**Stated goal**
List each line holding the string "activités".

**Data extracted from a collection**
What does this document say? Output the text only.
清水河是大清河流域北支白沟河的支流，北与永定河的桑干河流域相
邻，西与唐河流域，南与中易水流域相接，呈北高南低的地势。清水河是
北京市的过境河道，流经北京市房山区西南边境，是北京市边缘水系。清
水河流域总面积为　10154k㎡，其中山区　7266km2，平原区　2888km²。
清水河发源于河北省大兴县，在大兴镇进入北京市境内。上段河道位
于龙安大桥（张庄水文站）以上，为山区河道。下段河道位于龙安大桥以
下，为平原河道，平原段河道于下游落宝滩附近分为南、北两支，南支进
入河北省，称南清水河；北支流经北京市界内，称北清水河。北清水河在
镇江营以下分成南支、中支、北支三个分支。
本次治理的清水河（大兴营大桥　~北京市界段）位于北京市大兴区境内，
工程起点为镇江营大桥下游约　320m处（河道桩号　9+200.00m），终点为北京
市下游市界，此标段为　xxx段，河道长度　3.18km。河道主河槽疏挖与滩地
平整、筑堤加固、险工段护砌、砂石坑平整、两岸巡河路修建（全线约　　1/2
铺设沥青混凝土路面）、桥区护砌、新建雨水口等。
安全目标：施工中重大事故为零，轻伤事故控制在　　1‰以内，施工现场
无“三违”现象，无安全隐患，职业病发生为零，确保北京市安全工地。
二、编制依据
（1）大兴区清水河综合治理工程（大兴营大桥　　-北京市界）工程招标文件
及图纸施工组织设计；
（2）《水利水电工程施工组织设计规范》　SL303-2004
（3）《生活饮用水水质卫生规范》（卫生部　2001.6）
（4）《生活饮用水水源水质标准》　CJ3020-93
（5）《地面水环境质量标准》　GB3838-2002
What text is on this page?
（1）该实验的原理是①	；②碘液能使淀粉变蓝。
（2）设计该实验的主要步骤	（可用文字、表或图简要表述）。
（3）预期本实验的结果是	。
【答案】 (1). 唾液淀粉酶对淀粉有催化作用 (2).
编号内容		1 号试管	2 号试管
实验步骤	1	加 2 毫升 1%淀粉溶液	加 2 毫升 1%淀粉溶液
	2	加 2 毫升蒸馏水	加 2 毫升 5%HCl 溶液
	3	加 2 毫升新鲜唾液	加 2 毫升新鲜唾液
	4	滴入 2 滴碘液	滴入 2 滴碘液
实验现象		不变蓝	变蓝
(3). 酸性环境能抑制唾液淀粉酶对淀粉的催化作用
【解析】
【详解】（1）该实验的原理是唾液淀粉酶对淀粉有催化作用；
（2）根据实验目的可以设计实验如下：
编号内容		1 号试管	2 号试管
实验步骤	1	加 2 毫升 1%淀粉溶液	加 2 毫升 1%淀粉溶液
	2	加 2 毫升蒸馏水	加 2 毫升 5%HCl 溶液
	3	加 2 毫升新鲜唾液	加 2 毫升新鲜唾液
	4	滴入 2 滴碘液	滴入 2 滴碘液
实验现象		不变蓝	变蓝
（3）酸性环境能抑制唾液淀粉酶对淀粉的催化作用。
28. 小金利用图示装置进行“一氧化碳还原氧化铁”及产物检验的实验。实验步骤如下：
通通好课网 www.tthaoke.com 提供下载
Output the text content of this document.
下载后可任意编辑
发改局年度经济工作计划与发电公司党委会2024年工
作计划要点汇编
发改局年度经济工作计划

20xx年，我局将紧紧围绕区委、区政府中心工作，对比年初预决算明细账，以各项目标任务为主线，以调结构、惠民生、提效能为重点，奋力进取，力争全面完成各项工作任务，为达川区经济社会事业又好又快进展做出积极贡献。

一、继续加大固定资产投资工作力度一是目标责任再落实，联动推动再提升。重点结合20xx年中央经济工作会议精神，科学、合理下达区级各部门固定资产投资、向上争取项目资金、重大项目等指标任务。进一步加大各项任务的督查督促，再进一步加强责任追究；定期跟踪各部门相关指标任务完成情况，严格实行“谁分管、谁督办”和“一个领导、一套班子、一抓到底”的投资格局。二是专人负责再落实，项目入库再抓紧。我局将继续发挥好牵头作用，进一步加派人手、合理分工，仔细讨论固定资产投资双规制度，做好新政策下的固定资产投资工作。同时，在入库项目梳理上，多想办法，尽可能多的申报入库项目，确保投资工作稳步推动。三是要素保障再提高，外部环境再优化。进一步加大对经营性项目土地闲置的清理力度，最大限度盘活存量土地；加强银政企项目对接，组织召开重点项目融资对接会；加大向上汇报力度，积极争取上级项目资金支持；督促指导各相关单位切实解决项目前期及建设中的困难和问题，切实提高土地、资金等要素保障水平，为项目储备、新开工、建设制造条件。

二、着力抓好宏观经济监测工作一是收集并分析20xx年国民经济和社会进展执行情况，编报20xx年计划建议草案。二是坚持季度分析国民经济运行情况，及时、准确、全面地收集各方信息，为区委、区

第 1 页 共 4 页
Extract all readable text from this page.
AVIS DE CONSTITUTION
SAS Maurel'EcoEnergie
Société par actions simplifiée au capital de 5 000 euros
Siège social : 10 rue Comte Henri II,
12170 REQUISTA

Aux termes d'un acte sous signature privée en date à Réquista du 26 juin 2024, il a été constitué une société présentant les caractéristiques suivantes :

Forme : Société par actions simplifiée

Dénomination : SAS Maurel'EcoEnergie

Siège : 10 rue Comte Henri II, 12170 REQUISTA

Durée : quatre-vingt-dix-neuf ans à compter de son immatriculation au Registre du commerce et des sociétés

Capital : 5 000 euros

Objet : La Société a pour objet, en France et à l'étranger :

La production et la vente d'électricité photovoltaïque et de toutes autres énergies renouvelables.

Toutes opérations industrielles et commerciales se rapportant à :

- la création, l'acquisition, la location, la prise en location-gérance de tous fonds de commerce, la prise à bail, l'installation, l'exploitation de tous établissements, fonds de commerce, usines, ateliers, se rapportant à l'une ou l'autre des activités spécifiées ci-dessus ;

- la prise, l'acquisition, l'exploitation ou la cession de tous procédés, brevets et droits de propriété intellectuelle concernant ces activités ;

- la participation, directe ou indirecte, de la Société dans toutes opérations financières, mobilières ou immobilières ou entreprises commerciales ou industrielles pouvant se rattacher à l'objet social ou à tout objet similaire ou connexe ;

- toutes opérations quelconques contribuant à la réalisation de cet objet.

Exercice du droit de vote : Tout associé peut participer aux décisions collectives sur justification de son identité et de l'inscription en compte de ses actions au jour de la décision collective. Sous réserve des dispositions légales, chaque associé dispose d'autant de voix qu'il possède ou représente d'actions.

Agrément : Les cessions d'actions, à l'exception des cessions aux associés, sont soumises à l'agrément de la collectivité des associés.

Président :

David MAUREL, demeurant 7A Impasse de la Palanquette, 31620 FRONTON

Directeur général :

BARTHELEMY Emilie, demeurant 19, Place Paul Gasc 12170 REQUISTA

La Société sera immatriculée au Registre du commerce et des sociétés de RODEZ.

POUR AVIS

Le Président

**Complete output**
- la création, l'acquisition, la location, la prise en location-gérance de tous fonds de commerce, la prise à bail, l'installation, l'exploitation de tous établissements, fonds de commerce, usines, ateliers, se rapportant à l'une ou l'autre des activités spécifiées ci-dessus ;
- la prise, l'acquisition, l'exploitation ou la cession de tous procédés, brevets et droits de propriété intellectuelle concernant ces activités ;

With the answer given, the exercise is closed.